-- Start Provided records --

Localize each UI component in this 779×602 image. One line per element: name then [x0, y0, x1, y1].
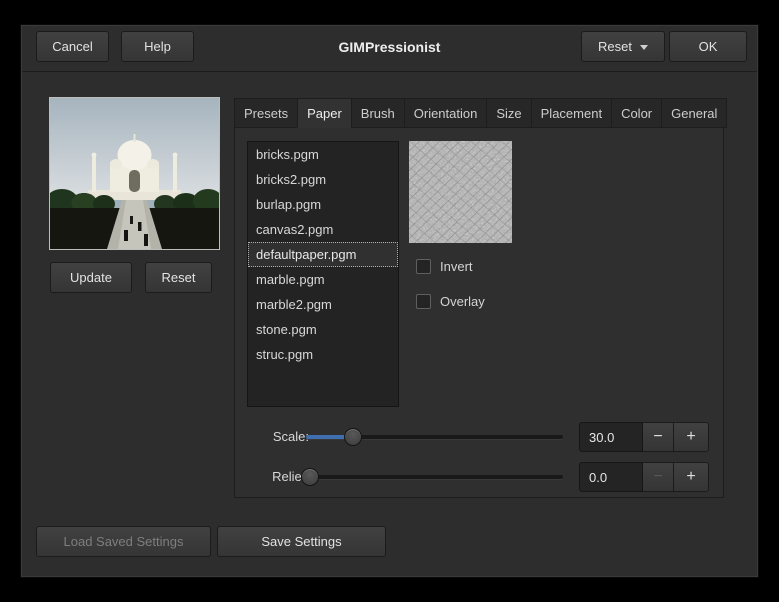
relief-plus-button[interactable]: +	[674, 462, 709, 492]
invert-label: Invert	[440, 259, 473, 274]
ok-button[interactable]: OK	[669, 31, 747, 62]
chevron-down-icon	[640, 45, 648, 50]
relief-value-entry[interactable]: 0.0	[579, 462, 643, 492]
gimpressionist-dialog: Cancel Help GIMPressionist Reset OK	[20, 24, 759, 578]
list-item[interactable]: bricks2.pgm	[248, 167, 398, 192]
list-item[interactable]: burlap.pgm	[248, 192, 398, 217]
list-item[interactable]: stone.pgm	[248, 317, 398, 342]
screen: Cancel Help GIMPressionist Reset OK	[0, 0, 779, 602]
overlay-label: Overlay	[440, 294, 485, 309]
scale-slider-handle[interactable]	[344, 428, 362, 446]
reset-menu-button[interactable]: Reset	[581, 31, 665, 62]
overlay-checkbox[interactable]	[416, 294, 431, 309]
scale-plus-button[interactable]: +	[674, 422, 709, 452]
tab-size[interactable]: Size	[486, 98, 530, 128]
list-item-selected[interactable]: defaultpaper.pgm	[248, 242, 398, 267]
relief-label: Relief:	[249, 469, 309, 484]
load-saved-settings-button: Load Saved Settings	[36, 526, 211, 557]
list-item[interactable]: marble2.pgm	[248, 292, 398, 317]
invert-checkbox[interactable]	[416, 259, 431, 274]
scale-label: Scale:	[249, 429, 309, 444]
tab-general[interactable]: General	[661, 98, 727, 128]
tab-placement[interactable]: Placement	[531, 98, 611, 128]
tab-brush[interactable]: Brush	[351, 98, 404, 128]
scale-minus-button[interactable]: −	[643, 422, 674, 452]
header-separator	[22, 71, 757, 72]
relief-minus-button: −	[643, 462, 674, 492]
save-settings-button[interactable]: Save Settings	[217, 526, 386, 557]
paper-texture-preview	[409, 141, 512, 243]
list-item[interactable]: marble.pgm	[248, 267, 398, 292]
tab-paper[interactable]: Paper	[297, 98, 351, 128]
relief-slider[interactable]	[306, 475, 563, 479]
image-preview	[49, 97, 220, 250]
tab-orientation[interactable]: Orientation	[404, 98, 487, 128]
reset-menu-label: Reset	[598, 39, 632, 54]
preview-reset-button[interactable]: Reset	[145, 262, 212, 293]
relief-slider-handle[interactable]	[301, 468, 319, 486]
list-item[interactable]: struc.pgm	[248, 342, 398, 367]
taj-mahal-preview-image	[50, 98, 219, 249]
list-item[interactable]: bricks.pgm	[248, 142, 398, 167]
tab-bar: Presets Paper Brush Orientation Size Pla…	[234, 98, 727, 128]
list-item[interactable]: canvas2.pgm	[248, 217, 398, 242]
paper-file-list[interactable]: bricks.pgm bricks2.pgm burlap.pgm canvas…	[247, 141, 399, 407]
tab-presets[interactable]: Presets	[234, 98, 297, 128]
update-button[interactable]: Update	[50, 262, 132, 293]
tab-color[interactable]: Color	[611, 98, 661, 128]
scale-value-entry[interactable]: 30.0	[579, 422, 643, 452]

-- End Provided records --

Could you rewrite all the items above, swapping every "interactable" for "clickable" and changing nothing else, without including the pictures?

Localize each UI component in this 779×602 image. One line per element: name then [x0, y0, x1, y1].
relief-plus-button[clickable]: +	[674, 462, 709, 492]
invert-label: Invert	[440, 259, 473, 274]
ok-button[clickable]: OK	[669, 31, 747, 62]
chevron-down-icon	[640, 45, 648, 50]
relief-value-entry[clickable]: 0.0	[579, 462, 643, 492]
gimpressionist-dialog: Cancel Help GIMPressionist Reset OK	[20, 24, 759, 578]
list-item[clickable]: bricks2.pgm	[248, 167, 398, 192]
list-item[clickable]: burlap.pgm	[248, 192, 398, 217]
list-item[clickable]: stone.pgm	[248, 317, 398, 342]
screen: Cancel Help GIMPressionist Reset OK	[0, 0, 779, 602]
overlay-label: Overlay	[440, 294, 485, 309]
scale-slider-handle[clickable]	[344, 428, 362, 446]
reset-menu-button[clickable]: Reset	[581, 31, 665, 62]
overlay-checkbox[clickable]	[416, 294, 431, 309]
scale-plus-button[clickable]: +	[674, 422, 709, 452]
tab-size[clickable]: Size	[486, 98, 530, 128]
list-item-selected[clickable]: defaultpaper.pgm	[248, 242, 398, 267]
relief-label: Relief:	[249, 469, 309, 484]
load-saved-settings-button: Load Saved Settings	[36, 526, 211, 557]
list-item[clickable]: marble2.pgm	[248, 292, 398, 317]
invert-checkbox[clickable]	[416, 259, 431, 274]
scale-label: Scale:	[249, 429, 309, 444]
tab-general[clickable]: General	[661, 98, 727, 128]
tab-placement[clickable]: Placement	[531, 98, 611, 128]
tab-brush[clickable]: Brush	[351, 98, 404, 128]
scale-minus-button[clickable]: −	[643, 422, 674, 452]
header-separator	[22, 71, 757, 72]
relief-minus-button: −	[643, 462, 674, 492]
save-settings-button[clickable]: Save Settings	[217, 526, 386, 557]
paper-texture-preview	[409, 141, 512, 243]
list-item[clickable]: marble.pgm	[248, 267, 398, 292]
tab-paper[clickable]: Paper	[297, 98, 351, 128]
relief-slider[clickable]	[306, 475, 563, 479]
image-preview	[49, 97, 220, 250]
tab-orientation[clickable]: Orientation	[404, 98, 487, 128]
reset-menu-label: Reset	[598, 39, 632, 54]
preview-reset-button[clickable]: Reset	[145, 262, 212, 293]
relief-slider-handle[clickable]	[301, 468, 319, 486]
list-item[clickable]: struc.pgm	[248, 342, 398, 367]
taj-mahal-preview-image	[50, 98, 219, 249]
list-item[clickable]: bricks.pgm	[248, 142, 398, 167]
tab-bar: Presets Paper Brush Orientation Size Pla…	[234, 98, 727, 128]
list-item[clickable]: canvas2.pgm	[248, 217, 398, 242]
paper-file-list[clickable]: bricks.pgm bricks2.pgm burlap.pgm canvas…	[247, 141, 399, 407]
tab-presets[clickable]: Presets	[234, 98, 297, 128]
update-button[clickable]: Update	[50, 262, 132, 293]
tab-color[clickable]: Color	[611, 98, 661, 128]
scale-value-entry[clickable]: 30.0	[579, 422, 643, 452]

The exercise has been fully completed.